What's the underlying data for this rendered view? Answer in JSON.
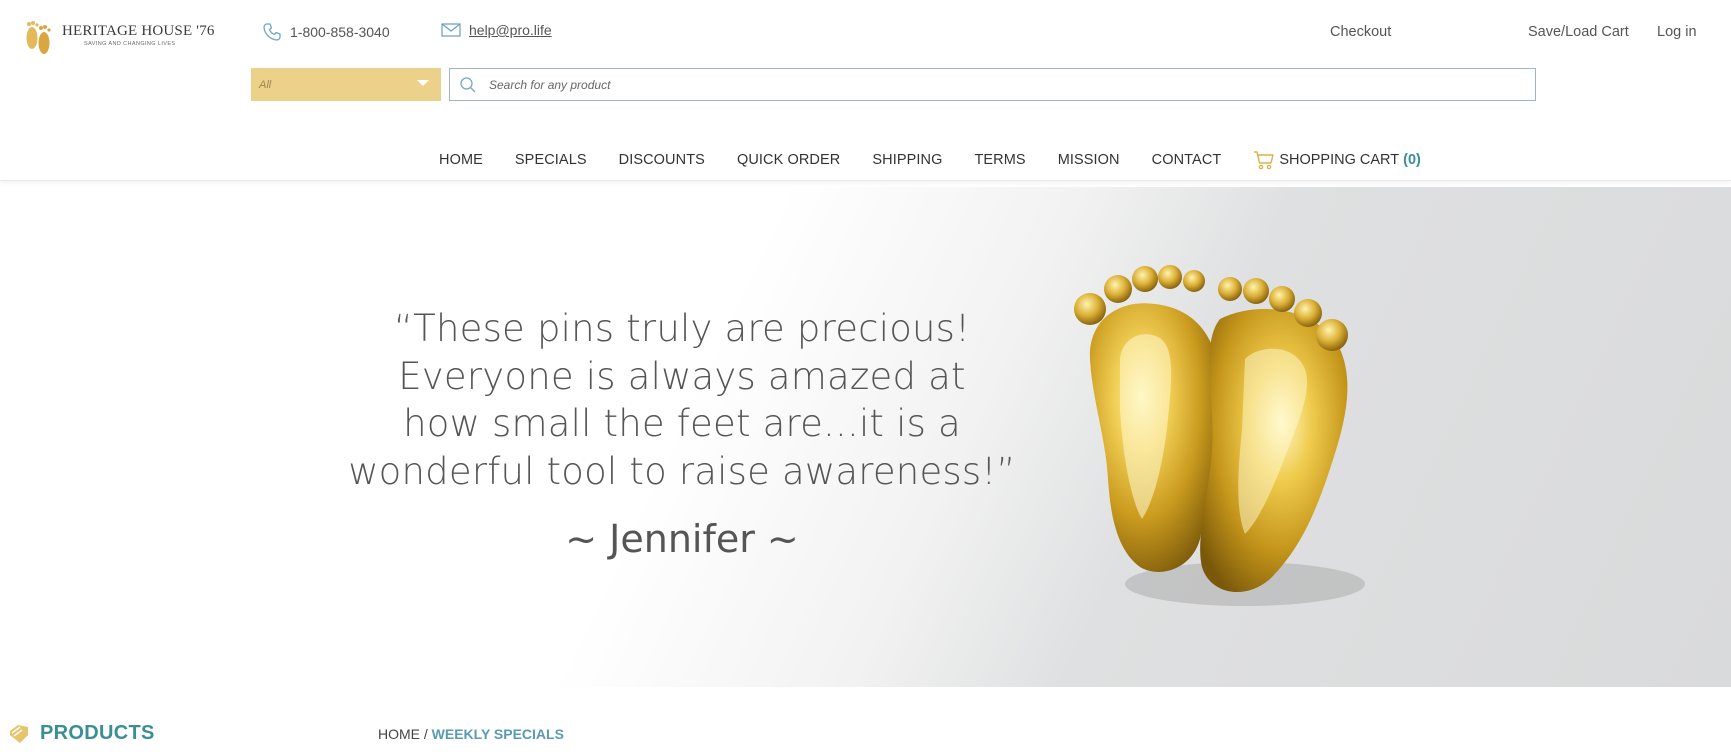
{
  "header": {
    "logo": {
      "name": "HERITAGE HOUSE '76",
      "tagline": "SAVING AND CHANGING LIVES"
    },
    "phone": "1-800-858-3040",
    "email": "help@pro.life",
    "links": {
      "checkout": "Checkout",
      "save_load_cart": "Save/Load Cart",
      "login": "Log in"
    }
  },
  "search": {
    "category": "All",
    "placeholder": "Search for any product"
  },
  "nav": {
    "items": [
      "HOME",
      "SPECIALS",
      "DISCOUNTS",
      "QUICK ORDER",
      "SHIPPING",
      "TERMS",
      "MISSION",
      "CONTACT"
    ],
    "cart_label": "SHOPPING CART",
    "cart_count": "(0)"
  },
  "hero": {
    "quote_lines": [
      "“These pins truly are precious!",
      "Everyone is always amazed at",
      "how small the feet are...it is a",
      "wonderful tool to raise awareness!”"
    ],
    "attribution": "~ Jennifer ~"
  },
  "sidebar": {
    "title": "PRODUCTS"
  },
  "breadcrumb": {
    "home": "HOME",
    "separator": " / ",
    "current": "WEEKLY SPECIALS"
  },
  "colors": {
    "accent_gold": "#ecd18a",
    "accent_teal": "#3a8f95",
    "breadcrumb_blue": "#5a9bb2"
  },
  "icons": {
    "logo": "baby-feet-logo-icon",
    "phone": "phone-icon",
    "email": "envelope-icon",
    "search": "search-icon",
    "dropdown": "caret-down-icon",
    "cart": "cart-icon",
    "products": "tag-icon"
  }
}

#### Task goal:
All of the material above needs to be restated exactly, with no pictures.

#### Result of the task:
What's the underlying data for this rendered view? Answer in JSON.
{
  "header": {
    "logo": {
      "name": "HERITAGE HOUSE '76",
      "tagline": "SAVING AND CHANGING LIVES"
    },
    "phone": "1-800-858-3040",
    "email": "help@pro.life",
    "links": {
      "checkout": "Checkout",
      "save_load_cart": "Save/Load Cart",
      "login": "Log in"
    }
  },
  "search": {
    "category": "All",
    "placeholder": "Search for any product"
  },
  "nav": {
    "items": [
      "HOME",
      "SPECIALS",
      "DISCOUNTS",
      "QUICK ORDER",
      "SHIPPING",
      "TERMS",
      "MISSION",
      "CONTACT"
    ],
    "cart_label": "SHOPPING CART",
    "cart_count": "(0)"
  },
  "hero": {
    "quote_lines": [
      "“These pins truly are precious!",
      "Everyone is always amazed at",
      "how small the feet are...it is a",
      "wonderful tool to raise awareness!”"
    ],
    "attribution": "~ Jennifer ~"
  },
  "sidebar": {
    "title": "PRODUCTS"
  },
  "breadcrumb": {
    "home": "HOME",
    "separator": " / ",
    "current": "WEEKLY SPECIALS"
  },
  "colors": {
    "accent_gold": "#ecd18a",
    "accent_teal": "#3a8f95",
    "breadcrumb_blue": "#5a9bb2"
  },
  "icons": {
    "logo": "baby-feet-logo-icon",
    "phone": "phone-icon",
    "email": "envelope-icon",
    "search": "search-icon",
    "dropdown": "caret-down-icon",
    "cart": "cart-icon",
    "products": "tag-icon"
  }
}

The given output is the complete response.